Written task:
Across the entries below, how many lines contain the word "四个意识"? Give the number alone.

Records for processing:
^^^^^^^^^^^^^^^^

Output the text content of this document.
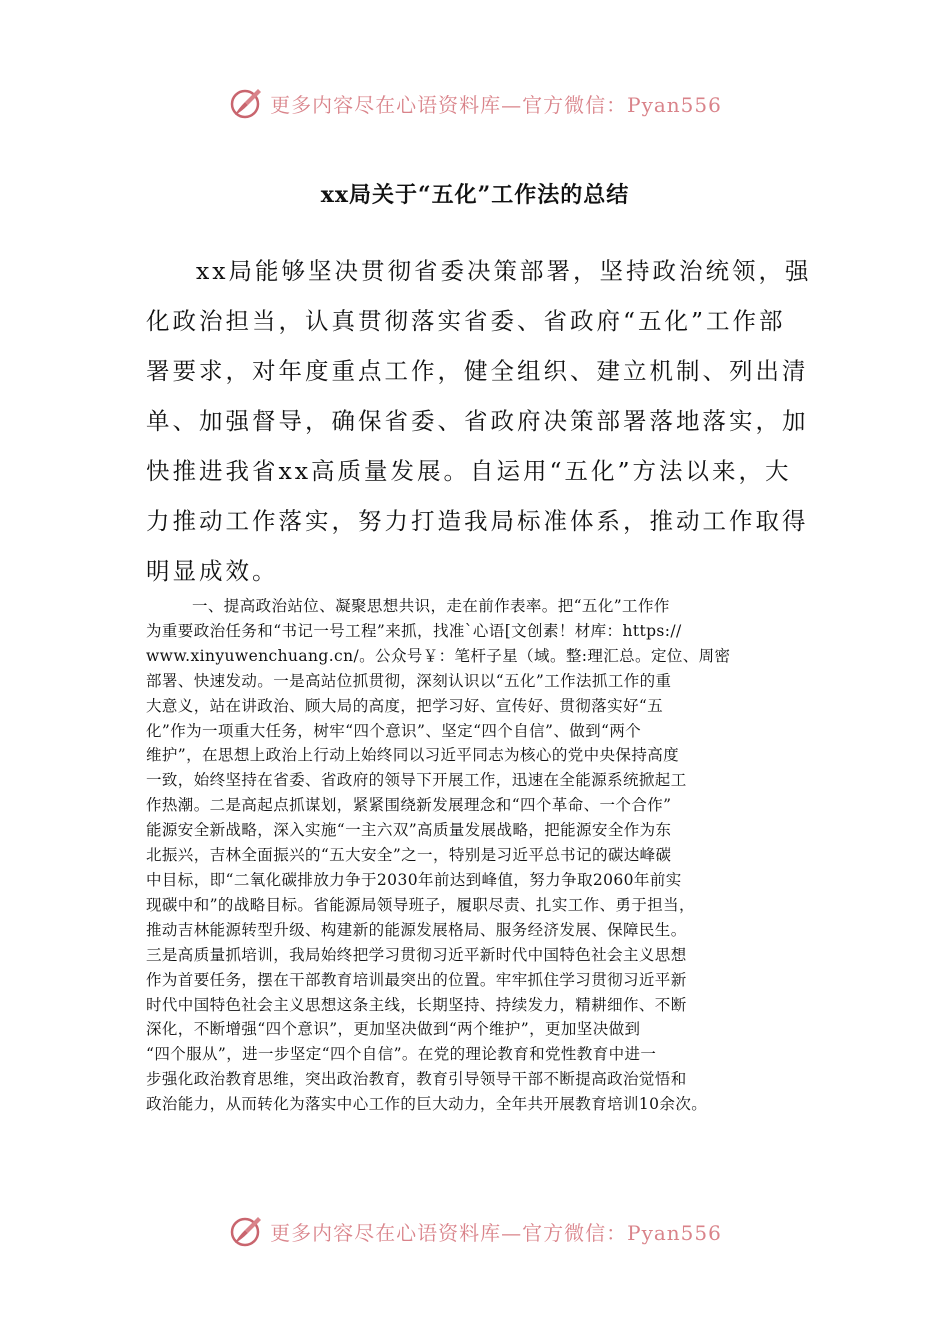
更多内容尽在心语资料库—官方微信：Pyan556
xx局关于“五化”工作法的总结

xx局能够坚决贯彻省委决策部署，坚持政治统领，强
化政治担当，认真贯彻落实省委、省政府“五化”工作部
署要求，对年度重点工作，健全组织、建立机制、列出清
单、加强督导，确保省委、省政府决策部署落地落实，加
快推进我省xx高质量发展。自运用“五化”方法以来，大
力推动工作落实，努力打造我局标准体系，推动工作取得
明显成效。

一、提高政治站位、凝聚思想共识，走在前作表率。把“五化”工作作
为重要政治任务和“书记一号工程”来抓，找准`心语[文创素！材库：https://
www.xinyuwenchuang.cn/。公众号￥：笔杆子星（域。整:理汇总。定位、周密
部署、快速发动。一是高站位抓贯彻，深刻认识以“五化”工作法抓工作的重
大意义，站在讲政治、顾大局的高度，把学习好、宣传好、贯彻落实好“五
化”作为一项重大任务，树牢“四个意识”、坚定“四个自信”、做到“两个
维护”，在思想上政治上行动上始终同以习近平同志为核心的党中央保持高度
一致，始终坚持在省委、省政府的领导下开展工作，迅速在全能源系统掀起工
作热潮。二是高起点抓谋划，紧紧围绕新发展理念和“四个革命、一个合作”
能源安全新战略，深入实施“一主六双”高质量发展战略，把能源安全作为东
北振兴，吉林全面振兴的“五大安全”之一，特别是习近平总书记的碳达峰碳
中目标，即“二氧化碳排放力争于2030年前达到峰值，努力争取2060年前实
现碳中和”的战略目标。省能源局领导班子，履职尽责、扎实工作、勇于担当，
推动吉林能源转型升级、构建新的能源发展格局、服务经济发展、保障民生。
三是高质量抓培训，我局始终把学习贯彻习近平新时代中国特色社会主义思想
作为首要任务，摆在干部教育培训最突出的位置。牢牢抓住学习贯彻习近平新
时代中国特色社会主义思想这条主线，长期坚持、持续发力，精耕细作、不断
深化，不断增强“四个意识”，更加坚决做到“两个维护”，更加坚决做到
“四个服从”，进一步坚定“四个自信”。在党的理论教育和党性教育中进一
步强化政治教育思维，突出政治教育，教育引导领导干部不断提高政治觉悟和
政治能力，从而转化为落实中心工作的巨大动力，全年共开展教育培训10余次。

更多内容尽在心语资料库—官方微信：Pyan556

^^^^^^^^^^^^^^^^

Task result:
2